REQUEST: Find how many lines of the listing include the string "screenshot", and report only that figure.
— START OF EXTRACTED MATERIAL —
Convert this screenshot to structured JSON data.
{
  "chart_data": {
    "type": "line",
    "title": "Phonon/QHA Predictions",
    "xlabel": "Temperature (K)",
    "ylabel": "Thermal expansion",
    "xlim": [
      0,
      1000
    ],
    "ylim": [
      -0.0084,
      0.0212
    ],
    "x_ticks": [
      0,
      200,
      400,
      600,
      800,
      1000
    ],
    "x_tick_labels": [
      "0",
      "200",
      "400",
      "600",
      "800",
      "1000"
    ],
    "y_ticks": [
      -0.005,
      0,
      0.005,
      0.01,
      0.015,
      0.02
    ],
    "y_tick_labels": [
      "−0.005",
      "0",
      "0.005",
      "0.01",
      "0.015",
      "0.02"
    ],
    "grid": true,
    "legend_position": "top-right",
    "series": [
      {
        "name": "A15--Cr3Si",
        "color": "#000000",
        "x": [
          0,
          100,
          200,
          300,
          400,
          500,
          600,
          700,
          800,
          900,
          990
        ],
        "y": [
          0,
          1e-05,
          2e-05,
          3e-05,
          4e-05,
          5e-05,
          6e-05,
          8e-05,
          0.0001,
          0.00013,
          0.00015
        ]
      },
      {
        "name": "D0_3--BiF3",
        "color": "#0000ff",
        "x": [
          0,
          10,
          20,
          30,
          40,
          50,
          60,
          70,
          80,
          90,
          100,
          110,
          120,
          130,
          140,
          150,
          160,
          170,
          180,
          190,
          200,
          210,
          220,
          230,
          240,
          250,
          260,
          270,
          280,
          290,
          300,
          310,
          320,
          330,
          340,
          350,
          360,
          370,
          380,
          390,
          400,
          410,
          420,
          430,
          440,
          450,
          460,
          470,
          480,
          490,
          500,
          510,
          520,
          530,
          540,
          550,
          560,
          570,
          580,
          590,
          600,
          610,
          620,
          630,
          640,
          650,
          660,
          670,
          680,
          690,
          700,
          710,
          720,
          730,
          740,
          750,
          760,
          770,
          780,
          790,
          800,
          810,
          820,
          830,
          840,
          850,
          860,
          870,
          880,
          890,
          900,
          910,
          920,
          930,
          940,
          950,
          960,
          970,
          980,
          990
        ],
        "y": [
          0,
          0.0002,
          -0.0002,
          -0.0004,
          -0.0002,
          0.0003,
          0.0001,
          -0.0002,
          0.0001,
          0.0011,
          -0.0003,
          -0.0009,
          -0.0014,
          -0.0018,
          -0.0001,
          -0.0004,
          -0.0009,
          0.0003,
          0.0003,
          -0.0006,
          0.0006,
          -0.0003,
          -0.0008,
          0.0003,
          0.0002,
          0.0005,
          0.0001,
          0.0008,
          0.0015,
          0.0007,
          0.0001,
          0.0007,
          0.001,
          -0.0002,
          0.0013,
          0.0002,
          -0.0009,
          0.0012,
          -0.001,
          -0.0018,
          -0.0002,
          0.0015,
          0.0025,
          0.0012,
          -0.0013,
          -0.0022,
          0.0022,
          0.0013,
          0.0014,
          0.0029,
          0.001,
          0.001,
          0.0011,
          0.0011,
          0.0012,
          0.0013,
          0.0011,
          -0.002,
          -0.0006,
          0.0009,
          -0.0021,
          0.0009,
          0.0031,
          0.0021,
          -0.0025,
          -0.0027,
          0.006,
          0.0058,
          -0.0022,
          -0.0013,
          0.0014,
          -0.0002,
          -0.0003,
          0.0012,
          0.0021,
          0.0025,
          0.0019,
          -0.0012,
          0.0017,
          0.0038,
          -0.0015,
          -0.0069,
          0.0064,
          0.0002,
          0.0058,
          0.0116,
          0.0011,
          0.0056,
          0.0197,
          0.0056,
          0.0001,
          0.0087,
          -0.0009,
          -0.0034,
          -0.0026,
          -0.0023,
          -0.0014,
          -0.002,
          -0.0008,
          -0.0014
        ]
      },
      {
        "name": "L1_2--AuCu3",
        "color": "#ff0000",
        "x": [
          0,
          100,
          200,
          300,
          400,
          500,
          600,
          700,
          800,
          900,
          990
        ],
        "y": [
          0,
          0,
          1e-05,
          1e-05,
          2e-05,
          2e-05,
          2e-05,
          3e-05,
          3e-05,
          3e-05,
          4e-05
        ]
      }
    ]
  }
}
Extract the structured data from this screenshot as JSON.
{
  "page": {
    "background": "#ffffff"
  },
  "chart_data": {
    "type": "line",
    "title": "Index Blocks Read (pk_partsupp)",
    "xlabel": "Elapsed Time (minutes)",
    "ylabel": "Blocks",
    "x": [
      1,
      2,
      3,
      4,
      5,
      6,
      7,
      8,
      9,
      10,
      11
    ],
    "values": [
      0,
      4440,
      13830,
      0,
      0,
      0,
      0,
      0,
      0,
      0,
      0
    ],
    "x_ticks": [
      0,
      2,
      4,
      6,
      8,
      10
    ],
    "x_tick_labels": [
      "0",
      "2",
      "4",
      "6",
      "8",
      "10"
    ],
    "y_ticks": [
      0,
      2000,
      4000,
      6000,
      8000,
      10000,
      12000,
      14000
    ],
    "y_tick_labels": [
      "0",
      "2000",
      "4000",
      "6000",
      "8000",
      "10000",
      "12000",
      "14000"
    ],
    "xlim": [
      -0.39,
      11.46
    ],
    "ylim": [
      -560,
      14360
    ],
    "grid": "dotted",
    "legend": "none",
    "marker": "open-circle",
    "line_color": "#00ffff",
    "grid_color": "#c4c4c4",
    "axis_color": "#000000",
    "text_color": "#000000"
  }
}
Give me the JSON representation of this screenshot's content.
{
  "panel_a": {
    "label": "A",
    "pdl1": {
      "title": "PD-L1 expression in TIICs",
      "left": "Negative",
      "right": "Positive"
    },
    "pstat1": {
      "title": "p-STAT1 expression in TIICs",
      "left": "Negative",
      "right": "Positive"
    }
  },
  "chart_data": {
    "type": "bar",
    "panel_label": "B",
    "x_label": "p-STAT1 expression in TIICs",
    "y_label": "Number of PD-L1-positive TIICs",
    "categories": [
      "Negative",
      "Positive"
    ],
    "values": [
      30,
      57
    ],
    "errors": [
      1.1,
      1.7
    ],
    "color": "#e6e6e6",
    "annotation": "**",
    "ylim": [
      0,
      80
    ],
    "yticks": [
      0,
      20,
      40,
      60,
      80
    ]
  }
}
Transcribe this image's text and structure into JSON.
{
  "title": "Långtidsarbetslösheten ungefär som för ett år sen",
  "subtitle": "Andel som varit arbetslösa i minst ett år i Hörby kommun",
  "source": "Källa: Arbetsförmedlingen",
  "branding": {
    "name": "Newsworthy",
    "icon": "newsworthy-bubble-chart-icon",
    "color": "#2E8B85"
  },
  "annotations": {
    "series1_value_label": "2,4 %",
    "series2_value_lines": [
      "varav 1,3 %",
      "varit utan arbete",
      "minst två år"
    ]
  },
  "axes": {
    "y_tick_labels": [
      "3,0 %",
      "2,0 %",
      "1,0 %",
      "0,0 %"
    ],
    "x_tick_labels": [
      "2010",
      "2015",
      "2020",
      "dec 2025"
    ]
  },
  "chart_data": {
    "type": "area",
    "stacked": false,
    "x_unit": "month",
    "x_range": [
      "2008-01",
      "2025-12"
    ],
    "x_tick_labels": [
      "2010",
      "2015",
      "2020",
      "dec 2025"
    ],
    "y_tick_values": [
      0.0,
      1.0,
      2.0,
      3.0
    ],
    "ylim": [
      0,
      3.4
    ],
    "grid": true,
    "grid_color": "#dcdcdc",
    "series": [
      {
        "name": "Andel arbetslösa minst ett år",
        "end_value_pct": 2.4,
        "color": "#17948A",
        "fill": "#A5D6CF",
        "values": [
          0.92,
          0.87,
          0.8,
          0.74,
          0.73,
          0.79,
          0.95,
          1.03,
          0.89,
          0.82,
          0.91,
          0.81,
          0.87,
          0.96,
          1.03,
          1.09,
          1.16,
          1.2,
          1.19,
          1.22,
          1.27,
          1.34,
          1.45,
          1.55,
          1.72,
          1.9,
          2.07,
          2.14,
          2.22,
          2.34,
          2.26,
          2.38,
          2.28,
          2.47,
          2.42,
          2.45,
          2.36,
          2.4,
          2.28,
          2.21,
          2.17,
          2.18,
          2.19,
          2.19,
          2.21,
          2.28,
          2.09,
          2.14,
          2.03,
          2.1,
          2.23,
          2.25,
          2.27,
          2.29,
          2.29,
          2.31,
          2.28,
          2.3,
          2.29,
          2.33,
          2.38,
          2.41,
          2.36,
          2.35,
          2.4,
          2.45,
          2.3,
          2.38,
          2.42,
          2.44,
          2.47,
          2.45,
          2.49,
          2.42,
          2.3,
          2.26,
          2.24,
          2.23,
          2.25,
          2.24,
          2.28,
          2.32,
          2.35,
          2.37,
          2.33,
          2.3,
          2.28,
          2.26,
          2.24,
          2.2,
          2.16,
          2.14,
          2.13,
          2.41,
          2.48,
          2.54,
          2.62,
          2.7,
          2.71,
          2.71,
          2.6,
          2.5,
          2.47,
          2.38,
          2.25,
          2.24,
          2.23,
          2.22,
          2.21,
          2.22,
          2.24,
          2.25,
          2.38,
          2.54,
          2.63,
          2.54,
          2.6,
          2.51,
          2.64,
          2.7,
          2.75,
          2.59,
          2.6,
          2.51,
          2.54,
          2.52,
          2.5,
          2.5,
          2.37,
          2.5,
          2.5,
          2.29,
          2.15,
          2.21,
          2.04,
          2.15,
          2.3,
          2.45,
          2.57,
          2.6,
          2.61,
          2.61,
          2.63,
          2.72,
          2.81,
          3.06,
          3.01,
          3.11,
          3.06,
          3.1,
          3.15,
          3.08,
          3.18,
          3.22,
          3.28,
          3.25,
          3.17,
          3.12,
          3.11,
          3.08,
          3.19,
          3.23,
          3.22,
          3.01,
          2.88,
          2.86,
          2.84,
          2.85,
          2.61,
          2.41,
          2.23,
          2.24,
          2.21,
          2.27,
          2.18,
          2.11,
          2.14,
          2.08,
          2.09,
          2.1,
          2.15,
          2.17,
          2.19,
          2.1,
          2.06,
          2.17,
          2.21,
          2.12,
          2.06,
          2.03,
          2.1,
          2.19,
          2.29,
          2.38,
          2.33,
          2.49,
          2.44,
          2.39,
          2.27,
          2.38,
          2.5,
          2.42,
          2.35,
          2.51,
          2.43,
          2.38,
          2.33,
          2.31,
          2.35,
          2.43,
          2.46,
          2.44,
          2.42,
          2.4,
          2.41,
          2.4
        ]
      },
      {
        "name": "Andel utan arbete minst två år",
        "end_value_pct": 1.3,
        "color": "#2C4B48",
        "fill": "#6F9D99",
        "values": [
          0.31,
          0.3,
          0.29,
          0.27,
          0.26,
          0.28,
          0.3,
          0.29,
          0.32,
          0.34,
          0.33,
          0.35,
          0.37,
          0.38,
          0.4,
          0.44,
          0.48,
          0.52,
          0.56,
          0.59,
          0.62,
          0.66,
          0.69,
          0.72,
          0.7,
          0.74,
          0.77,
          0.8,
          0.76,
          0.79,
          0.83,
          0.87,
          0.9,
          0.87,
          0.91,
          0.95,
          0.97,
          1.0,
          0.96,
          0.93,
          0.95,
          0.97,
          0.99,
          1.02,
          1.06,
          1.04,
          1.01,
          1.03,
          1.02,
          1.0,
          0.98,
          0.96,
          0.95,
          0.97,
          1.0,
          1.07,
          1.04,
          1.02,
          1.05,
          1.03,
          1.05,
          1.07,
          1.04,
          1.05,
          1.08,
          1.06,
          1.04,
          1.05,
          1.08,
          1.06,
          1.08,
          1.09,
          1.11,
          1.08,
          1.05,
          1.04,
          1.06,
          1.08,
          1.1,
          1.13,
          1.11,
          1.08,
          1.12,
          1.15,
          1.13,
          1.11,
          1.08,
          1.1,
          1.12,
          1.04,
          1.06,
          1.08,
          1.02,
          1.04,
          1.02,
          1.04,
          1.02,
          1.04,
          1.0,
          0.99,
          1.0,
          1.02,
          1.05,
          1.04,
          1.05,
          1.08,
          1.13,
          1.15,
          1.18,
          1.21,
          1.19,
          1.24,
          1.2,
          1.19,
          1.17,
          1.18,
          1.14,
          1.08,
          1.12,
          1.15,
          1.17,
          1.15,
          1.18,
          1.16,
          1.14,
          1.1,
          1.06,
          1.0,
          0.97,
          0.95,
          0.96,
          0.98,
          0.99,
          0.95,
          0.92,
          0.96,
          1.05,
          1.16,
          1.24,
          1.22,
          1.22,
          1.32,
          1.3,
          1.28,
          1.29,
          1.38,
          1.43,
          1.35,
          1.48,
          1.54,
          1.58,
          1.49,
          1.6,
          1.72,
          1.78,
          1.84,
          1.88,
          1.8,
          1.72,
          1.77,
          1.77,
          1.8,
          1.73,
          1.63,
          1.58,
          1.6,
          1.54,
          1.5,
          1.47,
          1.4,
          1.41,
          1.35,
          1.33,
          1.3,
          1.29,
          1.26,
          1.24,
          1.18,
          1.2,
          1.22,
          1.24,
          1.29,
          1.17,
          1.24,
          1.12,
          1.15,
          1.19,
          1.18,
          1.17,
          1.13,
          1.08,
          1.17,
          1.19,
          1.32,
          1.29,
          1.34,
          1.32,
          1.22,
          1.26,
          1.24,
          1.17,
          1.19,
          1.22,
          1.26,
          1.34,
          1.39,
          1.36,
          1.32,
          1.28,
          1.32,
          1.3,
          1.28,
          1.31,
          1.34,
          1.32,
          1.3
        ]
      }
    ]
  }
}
— END OF EXTRACTED MATERIAL —
RESPONSE BELOW: 3